■ Given exercise ■
Give the number of lines below that contain "LDPlayer", with no other output.

■ Data entries ■
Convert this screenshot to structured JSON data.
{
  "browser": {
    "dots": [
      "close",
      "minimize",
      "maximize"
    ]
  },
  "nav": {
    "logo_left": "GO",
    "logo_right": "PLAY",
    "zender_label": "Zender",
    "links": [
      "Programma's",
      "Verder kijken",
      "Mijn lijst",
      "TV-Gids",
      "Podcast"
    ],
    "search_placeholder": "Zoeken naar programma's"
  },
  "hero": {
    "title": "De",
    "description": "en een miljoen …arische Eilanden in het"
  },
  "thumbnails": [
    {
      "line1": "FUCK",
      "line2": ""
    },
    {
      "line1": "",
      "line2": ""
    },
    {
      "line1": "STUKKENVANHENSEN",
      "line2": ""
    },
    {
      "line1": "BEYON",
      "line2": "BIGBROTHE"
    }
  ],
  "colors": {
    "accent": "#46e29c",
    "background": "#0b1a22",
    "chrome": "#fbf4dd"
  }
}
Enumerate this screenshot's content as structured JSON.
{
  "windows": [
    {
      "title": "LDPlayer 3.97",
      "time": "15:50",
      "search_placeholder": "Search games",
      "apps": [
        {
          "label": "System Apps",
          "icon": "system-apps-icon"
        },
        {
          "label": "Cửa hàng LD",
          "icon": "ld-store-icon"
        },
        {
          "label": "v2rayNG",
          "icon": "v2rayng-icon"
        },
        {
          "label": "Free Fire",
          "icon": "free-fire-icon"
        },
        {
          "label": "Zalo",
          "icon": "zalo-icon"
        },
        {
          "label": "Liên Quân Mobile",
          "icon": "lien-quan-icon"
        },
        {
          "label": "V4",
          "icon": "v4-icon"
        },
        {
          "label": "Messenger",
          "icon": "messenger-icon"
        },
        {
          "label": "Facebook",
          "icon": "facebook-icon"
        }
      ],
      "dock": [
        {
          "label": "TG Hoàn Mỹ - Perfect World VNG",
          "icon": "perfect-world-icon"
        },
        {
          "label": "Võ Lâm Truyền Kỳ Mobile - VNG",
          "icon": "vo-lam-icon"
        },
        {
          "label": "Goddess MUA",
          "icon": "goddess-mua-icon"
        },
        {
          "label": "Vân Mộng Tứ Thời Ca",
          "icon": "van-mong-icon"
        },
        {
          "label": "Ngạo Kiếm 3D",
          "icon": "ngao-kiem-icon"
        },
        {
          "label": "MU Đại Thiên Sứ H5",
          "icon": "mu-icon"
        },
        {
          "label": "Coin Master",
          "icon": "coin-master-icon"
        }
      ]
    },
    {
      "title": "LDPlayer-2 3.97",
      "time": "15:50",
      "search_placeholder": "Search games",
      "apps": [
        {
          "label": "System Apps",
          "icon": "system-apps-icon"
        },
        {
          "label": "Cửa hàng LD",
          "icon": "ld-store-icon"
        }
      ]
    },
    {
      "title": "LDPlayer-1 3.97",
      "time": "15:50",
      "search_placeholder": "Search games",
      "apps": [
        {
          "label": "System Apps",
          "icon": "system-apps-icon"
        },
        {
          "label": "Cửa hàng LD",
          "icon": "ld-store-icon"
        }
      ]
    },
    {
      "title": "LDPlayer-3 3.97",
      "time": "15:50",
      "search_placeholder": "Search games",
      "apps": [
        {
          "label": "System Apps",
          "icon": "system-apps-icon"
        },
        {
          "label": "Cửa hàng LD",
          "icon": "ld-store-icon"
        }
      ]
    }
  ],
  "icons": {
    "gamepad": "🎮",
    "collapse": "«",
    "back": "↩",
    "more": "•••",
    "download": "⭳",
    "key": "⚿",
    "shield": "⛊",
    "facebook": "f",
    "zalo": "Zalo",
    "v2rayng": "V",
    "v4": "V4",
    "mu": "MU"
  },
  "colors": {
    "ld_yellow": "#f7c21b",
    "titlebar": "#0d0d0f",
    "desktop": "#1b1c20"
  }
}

■ Finished exercise ■
4